(TASK TO CARRY OUT): Pull out each line of the records that contains the word "subliminal".

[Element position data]
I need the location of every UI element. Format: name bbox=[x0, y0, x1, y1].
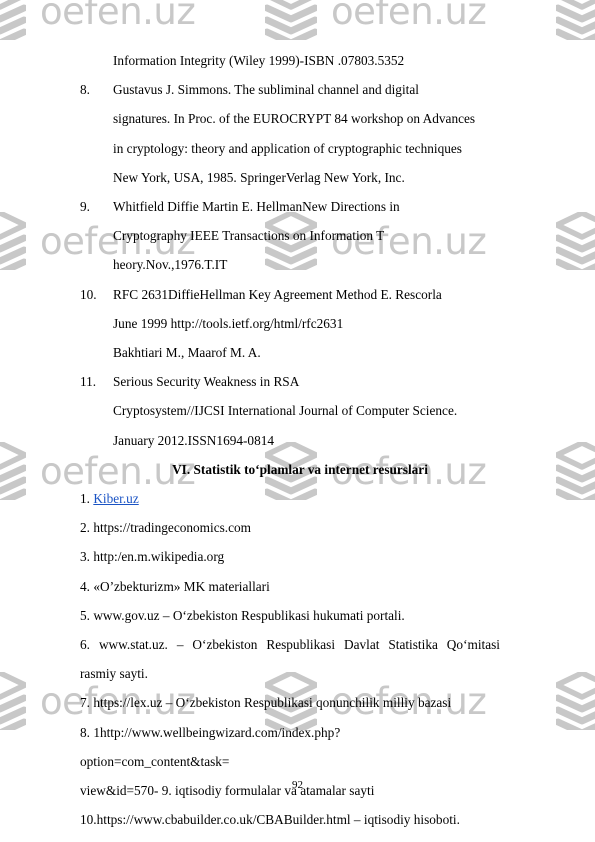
resource-number-1: 1. bbox=[80, 491, 90, 507]
resource-text-7: https://lex.uz – O‘zbekiston Respublikas… bbox=[93, 695, 452, 711]
stacked-layers-icon bbox=[263, 0, 319, 47]
watermark-tile: oefen.uz bbox=[0, 0, 196, 47]
reference-text-9-line-2: Cryptography IEEE Transactions on Inform… bbox=[113, 228, 385, 244]
reference-text-10-line-3: Bakhtiari M., Maarof M. A. bbox=[113, 345, 261, 361]
resource-item-3: 3. http:/en.m.wikipedia.org bbox=[80, 542, 500, 571]
reference-item-9: 9. Whitfield Diffie Martin E. HellmanNew… bbox=[80, 192, 500, 280]
reference-text-8-line-1: Gustavus J. Simmons. The subliminal chan… bbox=[113, 82, 419, 98]
stacked-layers-icon bbox=[0, 0, 28, 47]
resource-number-5: 5. bbox=[80, 607, 90, 623]
stacked-layers-icon bbox=[0, 670, 28, 737]
resource-number-7: 7. bbox=[80, 695, 90, 711]
reference-number-11: 11. bbox=[80, 374, 97, 390]
stacked-layers-icon bbox=[554, 210, 595, 277]
resource-text-2: https://tradingeconomics.com bbox=[93, 520, 251, 536]
reference-text-11-line-1: Serious Security Weakness in RSA bbox=[113, 374, 300, 390]
stacked-layers-icon bbox=[0, 210, 28, 277]
stacked-layers-icon bbox=[0, 440, 28, 507]
stacked-layers-icon bbox=[0, 210, 28, 277]
resource-link-kiber-uz[interactable]: Kiber.uz bbox=[93, 491, 138, 506]
page-number: 92 bbox=[292, 779, 303, 791]
watermark-text: oefen.uz bbox=[40, 0, 196, 33]
stacked-layers-icon bbox=[0, 0, 28, 47]
watermark-tile: oefen.uz bbox=[554, 670, 595, 737]
stacked-layers-icon bbox=[554, 440, 595, 507]
stacked-layers-icon bbox=[554, 0, 595, 47]
resource-text-8: 1http://www.wellbeingwizard.com/index.ph… bbox=[93, 724, 341, 740]
reference-item-8: 8. Gustavus J. Simmons. The subliminal c… bbox=[80, 75, 500, 192]
stacked-layers-icon bbox=[554, 440, 595, 507]
section-heading-resources: VI. Statistik to‘plamlar va internet res… bbox=[172, 461, 428, 477]
resource-item-1: 1. Kiber.uz bbox=[80, 484, 500, 513]
resource-number-3: 3. bbox=[80, 549, 90, 565]
resource-item-10: 10.https://www.cbabuilder.co.uk/CBABuild… bbox=[80, 805, 500, 834]
reference-number-10: 10. bbox=[80, 286, 97, 302]
resource-item-8: 8. 1http://www.wellbeingwizard.com/index… bbox=[80, 718, 500, 747]
watermark-tile: oefen.uz bbox=[554, 0, 595, 47]
resource-item-4: 4. «O’zbekturizm» MK materiallari bbox=[80, 572, 500, 601]
resource-number-8: 8. bbox=[80, 724, 90, 740]
reference-orphan-line: Information Integrity (Wiley 1999)-ISBN … bbox=[113, 53, 405, 68]
reference-text-11-line-2: Cryptosystem//IJCSI International Journa… bbox=[113, 403, 458, 419]
resource-number-2: 2. bbox=[80, 520, 90, 536]
watermark-tile: oefen.uz bbox=[263, 0, 487, 47]
resource-item-6: 6. www.stat.uz. – O‘zbekiston Respublika… bbox=[80, 630, 500, 688]
stacked-layers-icon bbox=[0, 440, 28, 507]
stacked-layers-icon bbox=[554, 670, 595, 737]
resource-item-5: 5. www.gov.uz – O‘zbekiston Respublikasi… bbox=[80, 601, 500, 630]
resource-text-10: https://www.cbabuilder.co.uk/CBABuilder.… bbox=[96, 812, 460, 828]
references-list: Information Integrity (Wiley 1999)-ISBN … bbox=[80, 46, 500, 834]
reference-item-10: 10. RFC 2631DiffieHellman Key Agreement … bbox=[80, 280, 500, 368]
reference-item-11: 11. Serious Security Weakness in RSA Cry… bbox=[80, 367, 500, 455]
stacked-layers-icon bbox=[0, 670, 28, 737]
reference-text-10-line-1: RFC 2631DiffieHellman Key Agreement Meth… bbox=[113, 286, 442, 302]
watermark-tile: oefen.uz bbox=[554, 210, 595, 277]
reference-text-11-line-3: January 2012.ISSN1694-0814 bbox=[113, 432, 275, 448]
document-page: oefen.uz oefen.uz oefen.uz oefen.uz oefe… bbox=[0, 0, 595, 842]
resource-continuation-line-1: option=com_content&task= bbox=[80, 753, 230, 769]
reference-text-10-line-2: June 1999 http://tools.ietf.org/html/rfc… bbox=[113, 315, 344, 331]
stacked-layers-icon bbox=[554, 670, 595, 737]
resource-number-4: 4. bbox=[80, 578, 90, 594]
resource-text-4: «O’zbekturizm» MK materiallari bbox=[93, 578, 270, 594]
reference-text-9-line-1: Whitfield Diffie Martin E. HellmanNew Di… bbox=[113, 199, 400, 215]
reference-number-9: 9. bbox=[80, 199, 90, 215]
resource-number-6: 6. bbox=[80, 637, 90, 653]
resource-item-2: 2. https://tradingeconomics.com bbox=[80, 513, 500, 542]
stacked-layers-icon bbox=[554, 0, 595, 47]
stacked-layers-icon bbox=[263, 0, 319, 47]
resource-item-7: 7. https://lex.uz – O‘zbekiston Respubli… bbox=[80, 688, 500, 717]
reference-text-8-line-4: New York, USA, 1985. SpringerVerlag New … bbox=[113, 169, 405, 185]
reference-number-8: 8. bbox=[80, 82, 90, 98]
reference-text-9-line-3: heory.Nov.,1976.T.IT bbox=[113, 257, 228, 273]
watermark-tile: oefen.uz bbox=[554, 440, 595, 507]
resource-text-6: www.stat.uz. – O‘zbekiston Respublikasi … bbox=[80, 637, 500, 682]
resource-text-5: www.gov.uz – O‘zbekiston Respublikasi hu… bbox=[93, 607, 405, 623]
resource-text-3: http:/en.m.wikipedia.org bbox=[93, 549, 225, 565]
resource-number-10: 10. bbox=[80, 812, 97, 828]
watermark-text: oefen.uz bbox=[331, 0, 487, 33]
stacked-layers-icon bbox=[554, 210, 595, 277]
reference-text-8-line-2: signatures. In Proc. of the EUROCRYPT 84… bbox=[113, 111, 476, 127]
reference-text-8-line-3: in cryptology: theory and application of… bbox=[113, 140, 462, 156]
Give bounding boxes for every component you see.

(FULL RESPONSE):
reference-text-8-line-1: Gustavus J. Simmons. The subliminal chan… bbox=[113, 82, 419, 98]
reference-item-8: 8. Gustavus J. Simmons. The subliminal c… bbox=[80, 75, 500, 192]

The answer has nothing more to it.